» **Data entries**

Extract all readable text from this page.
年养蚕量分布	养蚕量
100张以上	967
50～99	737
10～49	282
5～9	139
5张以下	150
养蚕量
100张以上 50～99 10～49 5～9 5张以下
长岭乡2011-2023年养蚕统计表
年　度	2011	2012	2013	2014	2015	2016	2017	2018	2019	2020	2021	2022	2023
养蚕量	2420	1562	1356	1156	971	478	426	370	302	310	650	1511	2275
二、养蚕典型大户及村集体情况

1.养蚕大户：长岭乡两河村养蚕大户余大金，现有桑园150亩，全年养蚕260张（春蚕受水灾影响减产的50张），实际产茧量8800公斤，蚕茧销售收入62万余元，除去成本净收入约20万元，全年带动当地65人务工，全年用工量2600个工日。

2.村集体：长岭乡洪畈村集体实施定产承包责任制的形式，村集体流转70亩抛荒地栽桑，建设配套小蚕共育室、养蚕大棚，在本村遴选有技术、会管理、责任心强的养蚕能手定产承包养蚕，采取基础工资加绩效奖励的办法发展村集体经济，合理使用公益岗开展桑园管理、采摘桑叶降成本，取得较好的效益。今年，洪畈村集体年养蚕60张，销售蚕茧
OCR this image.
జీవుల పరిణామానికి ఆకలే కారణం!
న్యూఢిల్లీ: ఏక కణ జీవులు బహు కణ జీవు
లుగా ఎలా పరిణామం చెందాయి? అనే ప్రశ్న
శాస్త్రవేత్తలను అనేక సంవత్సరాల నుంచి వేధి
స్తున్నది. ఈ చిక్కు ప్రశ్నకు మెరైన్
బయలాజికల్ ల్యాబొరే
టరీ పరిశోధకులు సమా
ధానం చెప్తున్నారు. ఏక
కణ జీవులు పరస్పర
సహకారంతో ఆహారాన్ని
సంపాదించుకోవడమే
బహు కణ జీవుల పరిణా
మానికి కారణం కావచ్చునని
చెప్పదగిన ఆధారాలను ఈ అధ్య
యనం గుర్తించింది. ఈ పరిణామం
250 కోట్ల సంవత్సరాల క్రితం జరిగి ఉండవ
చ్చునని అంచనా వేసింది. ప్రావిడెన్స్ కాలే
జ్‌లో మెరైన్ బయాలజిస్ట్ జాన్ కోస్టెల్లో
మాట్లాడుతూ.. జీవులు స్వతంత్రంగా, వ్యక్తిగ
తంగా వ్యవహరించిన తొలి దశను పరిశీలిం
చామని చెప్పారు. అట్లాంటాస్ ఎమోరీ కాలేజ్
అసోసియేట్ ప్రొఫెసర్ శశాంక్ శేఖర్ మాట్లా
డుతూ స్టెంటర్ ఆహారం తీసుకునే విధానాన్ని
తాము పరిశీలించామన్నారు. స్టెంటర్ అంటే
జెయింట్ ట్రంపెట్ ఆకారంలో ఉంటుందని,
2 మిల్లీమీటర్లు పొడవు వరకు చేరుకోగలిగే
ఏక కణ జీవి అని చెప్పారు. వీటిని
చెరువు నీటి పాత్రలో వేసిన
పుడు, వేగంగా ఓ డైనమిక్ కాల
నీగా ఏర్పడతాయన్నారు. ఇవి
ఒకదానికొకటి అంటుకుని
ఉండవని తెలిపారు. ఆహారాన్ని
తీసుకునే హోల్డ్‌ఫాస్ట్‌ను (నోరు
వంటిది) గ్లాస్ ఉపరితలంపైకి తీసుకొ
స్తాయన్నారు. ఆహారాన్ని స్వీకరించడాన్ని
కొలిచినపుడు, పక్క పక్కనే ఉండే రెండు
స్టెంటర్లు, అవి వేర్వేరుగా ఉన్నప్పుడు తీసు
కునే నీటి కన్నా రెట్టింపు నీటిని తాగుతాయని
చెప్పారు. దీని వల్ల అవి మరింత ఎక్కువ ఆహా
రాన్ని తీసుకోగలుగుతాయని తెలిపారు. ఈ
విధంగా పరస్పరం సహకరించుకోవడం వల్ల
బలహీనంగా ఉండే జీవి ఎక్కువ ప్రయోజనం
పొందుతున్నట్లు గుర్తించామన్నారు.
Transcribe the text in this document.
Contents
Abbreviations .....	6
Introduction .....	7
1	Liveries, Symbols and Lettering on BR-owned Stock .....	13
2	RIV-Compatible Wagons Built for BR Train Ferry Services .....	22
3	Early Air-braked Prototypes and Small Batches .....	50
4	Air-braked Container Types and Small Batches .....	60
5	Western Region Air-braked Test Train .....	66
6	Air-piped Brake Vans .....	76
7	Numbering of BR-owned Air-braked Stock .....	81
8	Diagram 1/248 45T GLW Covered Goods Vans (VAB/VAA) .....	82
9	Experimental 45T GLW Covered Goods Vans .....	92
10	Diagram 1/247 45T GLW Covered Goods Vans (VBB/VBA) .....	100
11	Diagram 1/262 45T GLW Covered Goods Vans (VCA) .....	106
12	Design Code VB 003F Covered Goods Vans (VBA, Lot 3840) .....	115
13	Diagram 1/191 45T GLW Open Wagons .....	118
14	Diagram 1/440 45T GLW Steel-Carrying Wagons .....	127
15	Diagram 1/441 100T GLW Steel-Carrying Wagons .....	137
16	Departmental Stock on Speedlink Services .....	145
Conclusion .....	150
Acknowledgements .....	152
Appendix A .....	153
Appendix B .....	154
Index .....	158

» **DIRECTIONS**
Check each line of the entries above for the word "Batches". List the ones that have it.

» **CORRECT OUTPUT**
3	Early Air-braked Prototypes and Small Batches .....	50
4	Air-braked Container Types and Small Batches .....	60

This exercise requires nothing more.